TEXT SECTION:
□ □ □ □ □ □ □
Monday, 8 October 2012

High Diving Julian

Try this—picture the great cartoon “High Diving Hare” (1949) with a score by Bill Lava, backgrounds by Tom O’Loughlin and those late-‘50s box-head character designs that Hawley Pratt came up with. Doesn’t work as well, does it? It shows you how everything and everyone had to mesh to make a Warner Bros. cartoon, and how moving to a more representational style of drawing after the ‘40s didn’t make things as entertaining on the screen in some cases.

Friz Freleng played a winning hand with the early Bugs Bunny/Yosemite Sam cartoons. “Bugs Bunny Rides Again” may be my favourite, but this is among the tops. It features subtle but expressive animation, Friz’s perfect gag timing, a right amount of silliness and, of course, Sam always explodes and Bugs always wins. Oh, and Paul Julian provided great sets. I’ve always liked how he uses colour changes to simulates highlights.

I wish the opening background that’s panned was in someone’s collection and on-line. Here it is in three frames.





Julian plants a reference to Friz in the last one. Frizby is a magician appearing on the bill. Some more backgrounds.









And one background is used as a gag. Sam falls for it. Literally.



The cartoon was released in April 1949 but still playing in theatres as late as January 1951. Here it is on one of those Saturday matinees for kids. One Bugs and three Terrytoons. You remember The 3 Magpies, don’t you? And, yes, people couldn’t spell in 1950, either.
□ □ □ □ □ □ □
DATA LINES:
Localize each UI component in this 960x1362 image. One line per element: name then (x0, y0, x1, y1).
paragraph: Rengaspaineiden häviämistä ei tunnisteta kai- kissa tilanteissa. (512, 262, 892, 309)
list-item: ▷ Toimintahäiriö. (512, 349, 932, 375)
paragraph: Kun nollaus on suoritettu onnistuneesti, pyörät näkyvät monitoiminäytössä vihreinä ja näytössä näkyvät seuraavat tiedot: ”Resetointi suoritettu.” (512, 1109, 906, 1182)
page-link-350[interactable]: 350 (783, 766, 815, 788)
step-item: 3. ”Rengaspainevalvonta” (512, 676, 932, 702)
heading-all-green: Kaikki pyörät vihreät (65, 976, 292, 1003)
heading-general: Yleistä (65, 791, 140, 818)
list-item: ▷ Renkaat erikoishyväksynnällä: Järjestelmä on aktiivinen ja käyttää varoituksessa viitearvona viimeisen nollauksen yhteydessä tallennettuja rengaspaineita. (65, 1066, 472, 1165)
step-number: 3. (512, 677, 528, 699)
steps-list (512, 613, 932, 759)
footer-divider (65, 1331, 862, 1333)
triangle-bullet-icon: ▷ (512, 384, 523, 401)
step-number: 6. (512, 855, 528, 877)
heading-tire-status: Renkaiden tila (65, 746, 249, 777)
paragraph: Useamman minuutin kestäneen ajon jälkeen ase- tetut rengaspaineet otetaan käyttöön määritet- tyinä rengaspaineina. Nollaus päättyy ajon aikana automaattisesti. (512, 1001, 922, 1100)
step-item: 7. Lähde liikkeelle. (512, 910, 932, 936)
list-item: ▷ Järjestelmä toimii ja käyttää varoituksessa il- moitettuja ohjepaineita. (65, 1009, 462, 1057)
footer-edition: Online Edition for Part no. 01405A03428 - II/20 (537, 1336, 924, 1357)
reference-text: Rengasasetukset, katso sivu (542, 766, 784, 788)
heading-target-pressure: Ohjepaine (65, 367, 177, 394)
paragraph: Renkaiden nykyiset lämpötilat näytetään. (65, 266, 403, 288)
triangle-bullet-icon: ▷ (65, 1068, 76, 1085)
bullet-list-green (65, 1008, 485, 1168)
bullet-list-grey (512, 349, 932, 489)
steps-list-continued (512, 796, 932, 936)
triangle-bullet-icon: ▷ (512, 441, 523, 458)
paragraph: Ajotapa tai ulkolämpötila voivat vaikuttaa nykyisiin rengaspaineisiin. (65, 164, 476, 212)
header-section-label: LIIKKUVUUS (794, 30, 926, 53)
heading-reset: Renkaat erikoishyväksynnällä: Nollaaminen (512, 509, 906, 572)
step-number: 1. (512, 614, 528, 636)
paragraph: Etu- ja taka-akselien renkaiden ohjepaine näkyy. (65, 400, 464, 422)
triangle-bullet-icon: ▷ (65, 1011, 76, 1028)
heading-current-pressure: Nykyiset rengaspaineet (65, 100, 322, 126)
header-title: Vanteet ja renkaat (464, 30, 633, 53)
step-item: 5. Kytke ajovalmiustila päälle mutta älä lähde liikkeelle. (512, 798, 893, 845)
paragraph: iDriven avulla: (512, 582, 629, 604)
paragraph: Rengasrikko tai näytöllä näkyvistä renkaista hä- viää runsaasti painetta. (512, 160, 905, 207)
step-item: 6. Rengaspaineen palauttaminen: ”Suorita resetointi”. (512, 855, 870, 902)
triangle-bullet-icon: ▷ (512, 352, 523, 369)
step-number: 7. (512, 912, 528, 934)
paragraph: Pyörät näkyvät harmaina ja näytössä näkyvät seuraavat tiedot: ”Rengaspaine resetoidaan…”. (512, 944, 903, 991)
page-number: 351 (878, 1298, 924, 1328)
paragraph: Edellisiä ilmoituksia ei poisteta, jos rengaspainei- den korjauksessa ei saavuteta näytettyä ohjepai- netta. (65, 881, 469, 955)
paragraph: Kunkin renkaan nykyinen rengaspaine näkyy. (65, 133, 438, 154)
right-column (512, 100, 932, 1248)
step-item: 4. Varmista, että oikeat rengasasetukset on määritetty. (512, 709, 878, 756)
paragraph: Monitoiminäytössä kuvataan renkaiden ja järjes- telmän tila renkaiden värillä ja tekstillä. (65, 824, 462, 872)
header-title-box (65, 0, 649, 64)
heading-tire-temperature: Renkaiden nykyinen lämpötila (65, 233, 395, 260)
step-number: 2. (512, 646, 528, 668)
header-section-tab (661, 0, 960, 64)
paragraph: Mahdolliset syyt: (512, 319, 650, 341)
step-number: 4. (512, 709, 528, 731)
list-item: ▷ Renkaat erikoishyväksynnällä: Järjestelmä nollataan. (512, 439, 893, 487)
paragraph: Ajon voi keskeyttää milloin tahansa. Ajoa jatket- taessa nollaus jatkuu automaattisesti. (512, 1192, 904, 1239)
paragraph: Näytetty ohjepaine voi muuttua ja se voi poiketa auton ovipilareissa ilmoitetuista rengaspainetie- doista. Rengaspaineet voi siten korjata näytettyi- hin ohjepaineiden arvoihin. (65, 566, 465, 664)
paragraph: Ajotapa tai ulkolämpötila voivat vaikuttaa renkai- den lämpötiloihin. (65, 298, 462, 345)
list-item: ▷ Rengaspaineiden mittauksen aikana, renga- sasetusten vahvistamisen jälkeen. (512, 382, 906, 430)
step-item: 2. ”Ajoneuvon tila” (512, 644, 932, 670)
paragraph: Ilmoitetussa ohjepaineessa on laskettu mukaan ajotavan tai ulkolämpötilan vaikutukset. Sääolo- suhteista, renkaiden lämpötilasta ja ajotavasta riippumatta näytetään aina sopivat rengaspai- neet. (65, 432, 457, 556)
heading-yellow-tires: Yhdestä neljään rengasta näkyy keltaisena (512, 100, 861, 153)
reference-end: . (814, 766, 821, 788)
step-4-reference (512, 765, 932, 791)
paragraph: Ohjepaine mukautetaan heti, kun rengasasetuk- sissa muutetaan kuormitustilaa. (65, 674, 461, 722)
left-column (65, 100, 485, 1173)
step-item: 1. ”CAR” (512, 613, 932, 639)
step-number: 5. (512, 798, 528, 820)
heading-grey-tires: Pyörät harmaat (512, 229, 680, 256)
□ □ □ □ □ □ □
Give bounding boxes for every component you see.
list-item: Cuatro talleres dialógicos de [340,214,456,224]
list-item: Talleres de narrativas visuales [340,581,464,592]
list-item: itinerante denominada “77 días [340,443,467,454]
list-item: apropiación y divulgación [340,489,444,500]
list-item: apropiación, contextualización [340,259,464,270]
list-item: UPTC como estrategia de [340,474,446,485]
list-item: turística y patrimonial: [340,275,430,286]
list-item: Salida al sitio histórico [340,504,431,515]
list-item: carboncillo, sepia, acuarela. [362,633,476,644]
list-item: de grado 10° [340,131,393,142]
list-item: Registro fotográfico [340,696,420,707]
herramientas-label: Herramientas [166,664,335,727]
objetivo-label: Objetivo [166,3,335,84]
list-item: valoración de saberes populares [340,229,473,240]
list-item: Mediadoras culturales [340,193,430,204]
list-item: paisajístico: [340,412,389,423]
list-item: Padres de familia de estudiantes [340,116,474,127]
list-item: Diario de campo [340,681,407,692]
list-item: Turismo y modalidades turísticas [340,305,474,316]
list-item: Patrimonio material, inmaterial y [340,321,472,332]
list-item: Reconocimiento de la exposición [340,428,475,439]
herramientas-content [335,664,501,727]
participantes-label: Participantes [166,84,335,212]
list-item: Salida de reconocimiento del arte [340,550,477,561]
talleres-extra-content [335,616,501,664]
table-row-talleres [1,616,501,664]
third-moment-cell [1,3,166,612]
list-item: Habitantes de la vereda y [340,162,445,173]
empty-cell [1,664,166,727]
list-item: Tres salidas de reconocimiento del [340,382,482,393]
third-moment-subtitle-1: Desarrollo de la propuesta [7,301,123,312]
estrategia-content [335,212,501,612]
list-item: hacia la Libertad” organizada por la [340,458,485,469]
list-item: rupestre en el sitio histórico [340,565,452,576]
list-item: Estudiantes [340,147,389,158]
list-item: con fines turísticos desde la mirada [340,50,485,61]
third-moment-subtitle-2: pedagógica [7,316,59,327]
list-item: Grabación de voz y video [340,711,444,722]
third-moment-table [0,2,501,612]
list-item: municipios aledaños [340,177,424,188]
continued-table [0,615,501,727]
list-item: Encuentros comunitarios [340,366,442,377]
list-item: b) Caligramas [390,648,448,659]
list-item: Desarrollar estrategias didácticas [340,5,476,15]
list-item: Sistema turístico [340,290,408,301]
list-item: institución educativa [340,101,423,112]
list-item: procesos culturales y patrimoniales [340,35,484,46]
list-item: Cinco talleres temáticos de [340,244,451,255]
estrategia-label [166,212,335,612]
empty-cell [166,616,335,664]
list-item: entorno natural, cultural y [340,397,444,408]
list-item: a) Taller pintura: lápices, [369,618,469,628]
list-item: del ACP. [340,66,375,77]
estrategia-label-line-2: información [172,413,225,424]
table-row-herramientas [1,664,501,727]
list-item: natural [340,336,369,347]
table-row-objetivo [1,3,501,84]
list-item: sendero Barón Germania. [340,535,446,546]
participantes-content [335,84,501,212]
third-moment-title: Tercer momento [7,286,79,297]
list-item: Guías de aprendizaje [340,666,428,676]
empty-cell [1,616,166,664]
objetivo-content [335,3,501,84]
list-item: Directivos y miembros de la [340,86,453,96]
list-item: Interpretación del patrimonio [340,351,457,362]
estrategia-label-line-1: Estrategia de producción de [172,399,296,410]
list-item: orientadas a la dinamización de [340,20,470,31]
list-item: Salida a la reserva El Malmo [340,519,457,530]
□ □ □ □ □ □ □
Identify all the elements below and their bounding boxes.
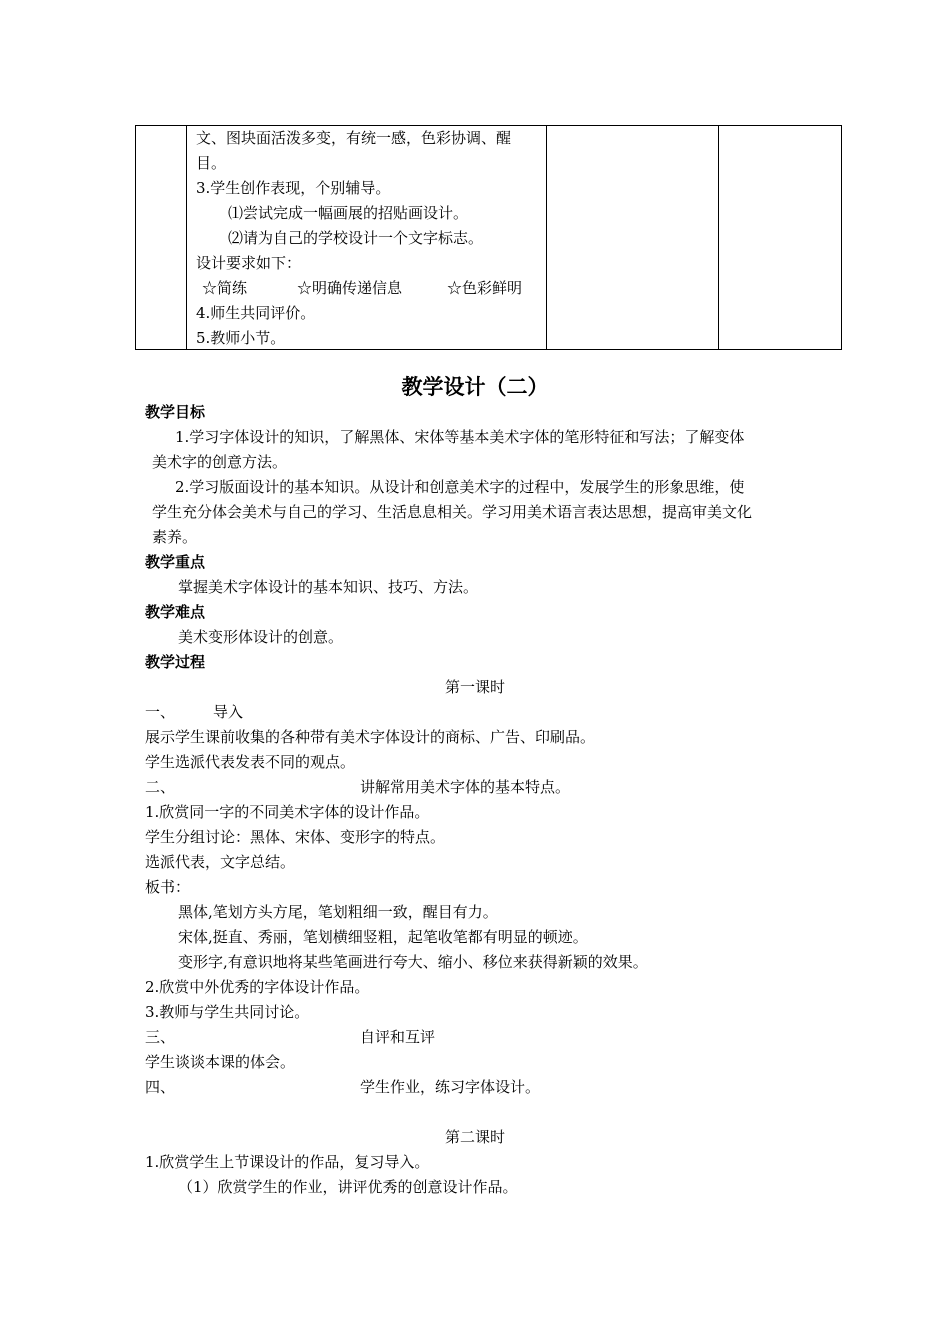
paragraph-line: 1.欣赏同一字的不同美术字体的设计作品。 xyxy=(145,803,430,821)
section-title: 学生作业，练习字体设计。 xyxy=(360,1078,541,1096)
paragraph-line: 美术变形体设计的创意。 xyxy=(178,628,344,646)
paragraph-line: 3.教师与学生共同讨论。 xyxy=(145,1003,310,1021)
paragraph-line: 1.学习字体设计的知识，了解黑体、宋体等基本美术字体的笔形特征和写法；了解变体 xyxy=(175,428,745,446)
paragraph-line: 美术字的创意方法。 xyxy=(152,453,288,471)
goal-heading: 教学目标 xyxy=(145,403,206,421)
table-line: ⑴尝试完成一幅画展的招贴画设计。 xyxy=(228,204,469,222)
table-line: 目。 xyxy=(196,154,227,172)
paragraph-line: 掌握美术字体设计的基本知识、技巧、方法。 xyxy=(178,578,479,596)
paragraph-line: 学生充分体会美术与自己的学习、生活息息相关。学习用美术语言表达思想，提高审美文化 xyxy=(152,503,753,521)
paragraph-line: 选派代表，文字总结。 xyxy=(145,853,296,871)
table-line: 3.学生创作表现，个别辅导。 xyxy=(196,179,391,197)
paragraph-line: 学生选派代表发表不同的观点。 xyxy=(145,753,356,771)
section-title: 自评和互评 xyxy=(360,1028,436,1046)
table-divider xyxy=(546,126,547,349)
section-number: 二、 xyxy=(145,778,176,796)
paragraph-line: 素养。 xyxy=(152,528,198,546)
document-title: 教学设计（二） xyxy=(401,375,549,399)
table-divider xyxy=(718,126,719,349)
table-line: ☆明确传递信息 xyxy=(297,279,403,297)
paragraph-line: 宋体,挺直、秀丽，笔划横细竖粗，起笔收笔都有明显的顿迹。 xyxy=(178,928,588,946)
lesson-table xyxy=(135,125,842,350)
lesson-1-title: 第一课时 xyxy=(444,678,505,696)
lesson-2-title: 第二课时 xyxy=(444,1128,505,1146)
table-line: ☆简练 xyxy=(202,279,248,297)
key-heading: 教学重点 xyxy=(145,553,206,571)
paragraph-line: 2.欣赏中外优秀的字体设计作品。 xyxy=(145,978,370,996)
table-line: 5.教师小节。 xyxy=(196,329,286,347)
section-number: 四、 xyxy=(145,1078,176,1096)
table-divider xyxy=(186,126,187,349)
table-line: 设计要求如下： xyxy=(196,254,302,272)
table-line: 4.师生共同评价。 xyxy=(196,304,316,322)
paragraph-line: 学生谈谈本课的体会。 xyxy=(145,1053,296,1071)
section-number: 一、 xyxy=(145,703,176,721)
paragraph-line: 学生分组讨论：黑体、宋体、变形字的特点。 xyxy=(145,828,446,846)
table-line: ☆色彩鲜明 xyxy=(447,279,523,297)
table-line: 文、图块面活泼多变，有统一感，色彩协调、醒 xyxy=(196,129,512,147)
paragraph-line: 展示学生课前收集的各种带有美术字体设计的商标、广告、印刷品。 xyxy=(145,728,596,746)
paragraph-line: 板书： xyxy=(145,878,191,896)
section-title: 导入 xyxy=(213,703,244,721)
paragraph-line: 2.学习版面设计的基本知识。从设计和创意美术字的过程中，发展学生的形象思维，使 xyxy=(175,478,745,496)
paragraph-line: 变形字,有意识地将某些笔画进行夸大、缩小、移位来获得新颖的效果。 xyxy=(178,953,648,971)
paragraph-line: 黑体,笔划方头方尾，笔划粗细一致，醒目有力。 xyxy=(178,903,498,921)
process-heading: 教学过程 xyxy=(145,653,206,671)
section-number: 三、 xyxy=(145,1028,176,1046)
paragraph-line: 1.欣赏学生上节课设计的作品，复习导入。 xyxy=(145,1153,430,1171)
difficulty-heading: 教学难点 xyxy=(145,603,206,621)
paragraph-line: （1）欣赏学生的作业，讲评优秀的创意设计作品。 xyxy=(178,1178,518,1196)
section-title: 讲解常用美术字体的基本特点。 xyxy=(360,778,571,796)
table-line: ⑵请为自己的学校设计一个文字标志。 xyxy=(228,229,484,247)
□ □ □ □ □ □ □
YOUR GOAL:
Continue the piece about the cartoon "High Diving Hare" from the point where it stops.

THE OUTPUT:
If you want to know more about the animators on this one, drop by HERE.

4 comments:

  1. Looking at Julian's backgrounds here and then his work a few years later at UPA is really impressive, because the commitment to making the backgrounds match the characters is so strong (i.e. -- other background artists tended to get recognition for straying from the Disney 'realism' school of design, but if they did any of that style beforehand, it really didn't stand out. Julian could do this, or something like the ship backgrounds for "Mutiny on the Bunny" and turn around a few years later and do "Rooty Toot Toot" and "The Tell-Tale Heart").

    Story-wise, the fun here is similar to the fun in Jones' Road Runner cartoons -- the series that would start just after this cartoon was released. We know faced with the same situation over and over again, Sam is going to fail, over and over again. The difference, of course, is in the Jones-Maltese efforts, the trick was the Coyote always had to do it to himself (to the point that in the few stray gags in the series where the Road Runner does participate, it seems both wrong and annoying). Here the fun is watching Bugs (via Friz and Tedd) come up with different ways to make Sam suffer the same fate over and over again.

    (And getting back to Paul Julian at UPA, it's also interesting to hear the Bill Lava score for "Fuddy Duddy Buddy", which is almost contemporary to this cartoon. Bigger orchestra than Warners in the 1960s, but you can still hear the telltale signs of Lava's '60s WB scores, as if he didn't have time to think through the scene, and just tossed in a few 'wacky' musical sounds to get it done faster.)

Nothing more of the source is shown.